** start of SUPPLIED ENTRIES **

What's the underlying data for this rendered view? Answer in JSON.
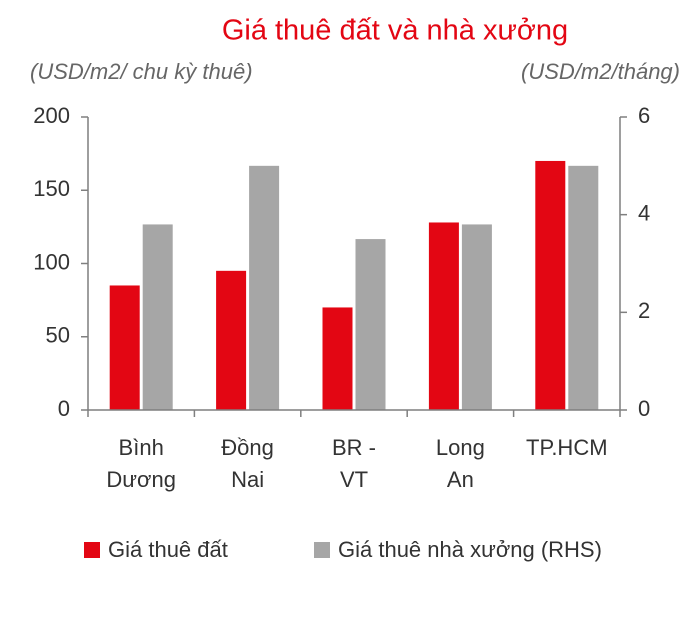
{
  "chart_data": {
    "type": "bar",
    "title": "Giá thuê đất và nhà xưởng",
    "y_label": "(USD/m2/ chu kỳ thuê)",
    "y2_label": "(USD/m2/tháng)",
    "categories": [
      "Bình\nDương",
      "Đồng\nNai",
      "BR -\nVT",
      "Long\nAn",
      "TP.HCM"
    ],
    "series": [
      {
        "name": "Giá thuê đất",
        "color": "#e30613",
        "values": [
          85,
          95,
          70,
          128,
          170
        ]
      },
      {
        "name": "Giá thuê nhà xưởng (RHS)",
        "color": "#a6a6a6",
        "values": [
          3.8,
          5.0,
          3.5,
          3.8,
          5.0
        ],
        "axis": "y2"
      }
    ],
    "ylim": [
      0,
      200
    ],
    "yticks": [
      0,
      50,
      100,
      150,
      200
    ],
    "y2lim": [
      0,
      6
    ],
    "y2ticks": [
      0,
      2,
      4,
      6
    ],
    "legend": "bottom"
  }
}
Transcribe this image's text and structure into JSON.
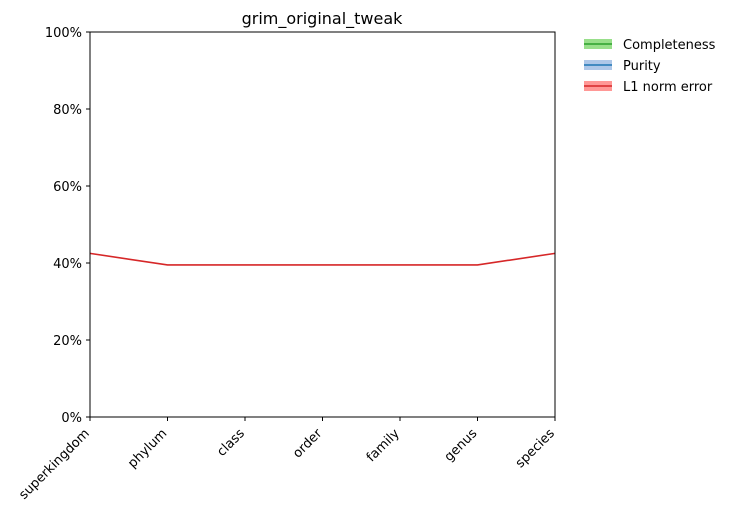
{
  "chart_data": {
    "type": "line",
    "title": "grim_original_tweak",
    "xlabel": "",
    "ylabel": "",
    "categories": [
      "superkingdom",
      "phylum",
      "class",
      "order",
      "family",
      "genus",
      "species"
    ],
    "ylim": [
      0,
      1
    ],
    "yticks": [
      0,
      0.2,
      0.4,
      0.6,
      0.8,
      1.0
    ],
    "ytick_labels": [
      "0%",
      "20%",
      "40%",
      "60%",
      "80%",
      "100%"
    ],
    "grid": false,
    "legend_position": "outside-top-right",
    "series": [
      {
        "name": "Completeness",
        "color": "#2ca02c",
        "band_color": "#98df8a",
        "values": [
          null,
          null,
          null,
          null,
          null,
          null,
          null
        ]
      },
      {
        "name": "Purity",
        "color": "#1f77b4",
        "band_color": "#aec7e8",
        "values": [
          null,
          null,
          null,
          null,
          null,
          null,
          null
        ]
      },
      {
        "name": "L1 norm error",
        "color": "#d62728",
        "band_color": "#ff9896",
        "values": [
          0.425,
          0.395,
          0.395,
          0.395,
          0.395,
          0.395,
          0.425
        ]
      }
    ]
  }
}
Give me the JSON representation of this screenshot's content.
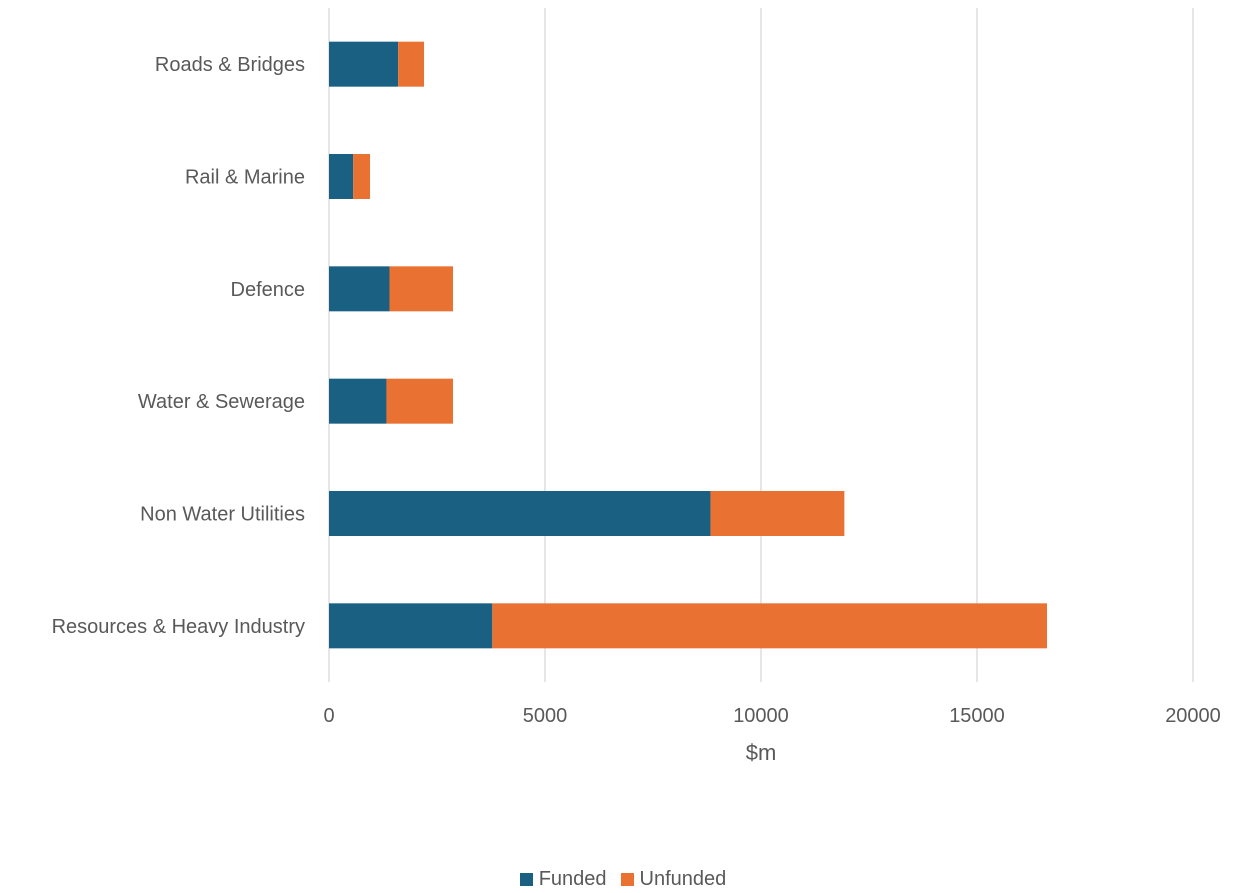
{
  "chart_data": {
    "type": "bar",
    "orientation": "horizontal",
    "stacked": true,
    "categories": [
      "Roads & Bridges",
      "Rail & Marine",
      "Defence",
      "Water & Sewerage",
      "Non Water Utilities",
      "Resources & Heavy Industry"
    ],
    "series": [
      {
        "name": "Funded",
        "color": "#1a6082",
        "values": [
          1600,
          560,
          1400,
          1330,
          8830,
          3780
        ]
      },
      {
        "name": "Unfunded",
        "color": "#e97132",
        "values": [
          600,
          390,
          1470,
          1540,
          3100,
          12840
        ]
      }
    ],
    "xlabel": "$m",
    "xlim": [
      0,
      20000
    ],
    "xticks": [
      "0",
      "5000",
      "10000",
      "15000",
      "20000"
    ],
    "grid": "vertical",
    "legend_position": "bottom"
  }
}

** end of SUPPLIED ENTRIES **
** start of SUPPLIED ENTRIES **

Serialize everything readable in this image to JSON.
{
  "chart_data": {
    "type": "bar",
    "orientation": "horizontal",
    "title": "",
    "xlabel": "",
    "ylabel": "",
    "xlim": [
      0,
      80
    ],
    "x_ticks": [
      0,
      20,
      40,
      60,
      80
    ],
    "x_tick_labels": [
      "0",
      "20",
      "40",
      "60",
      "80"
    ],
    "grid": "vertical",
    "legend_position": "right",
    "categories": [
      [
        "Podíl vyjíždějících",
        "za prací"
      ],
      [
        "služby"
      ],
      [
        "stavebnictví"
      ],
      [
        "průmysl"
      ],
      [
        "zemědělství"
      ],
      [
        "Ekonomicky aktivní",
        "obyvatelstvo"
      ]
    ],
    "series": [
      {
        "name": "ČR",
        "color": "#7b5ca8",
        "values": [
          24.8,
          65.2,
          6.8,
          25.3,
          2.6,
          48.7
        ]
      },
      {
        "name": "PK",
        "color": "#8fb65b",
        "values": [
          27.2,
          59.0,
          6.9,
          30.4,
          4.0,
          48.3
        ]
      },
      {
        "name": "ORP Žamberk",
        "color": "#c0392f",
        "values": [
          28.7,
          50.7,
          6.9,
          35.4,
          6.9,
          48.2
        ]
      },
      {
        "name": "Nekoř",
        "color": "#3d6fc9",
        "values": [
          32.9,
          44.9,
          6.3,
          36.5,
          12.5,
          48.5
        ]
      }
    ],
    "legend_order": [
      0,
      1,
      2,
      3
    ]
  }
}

** end of SUPPLIED ENTRIES **

## EXERCISE INSTRUCTIONS
Pull every line containing "Water" from the material above.

## RESPONSE TO THIS TASK
      "Water & Sewerage",
      "Non Water Utilities",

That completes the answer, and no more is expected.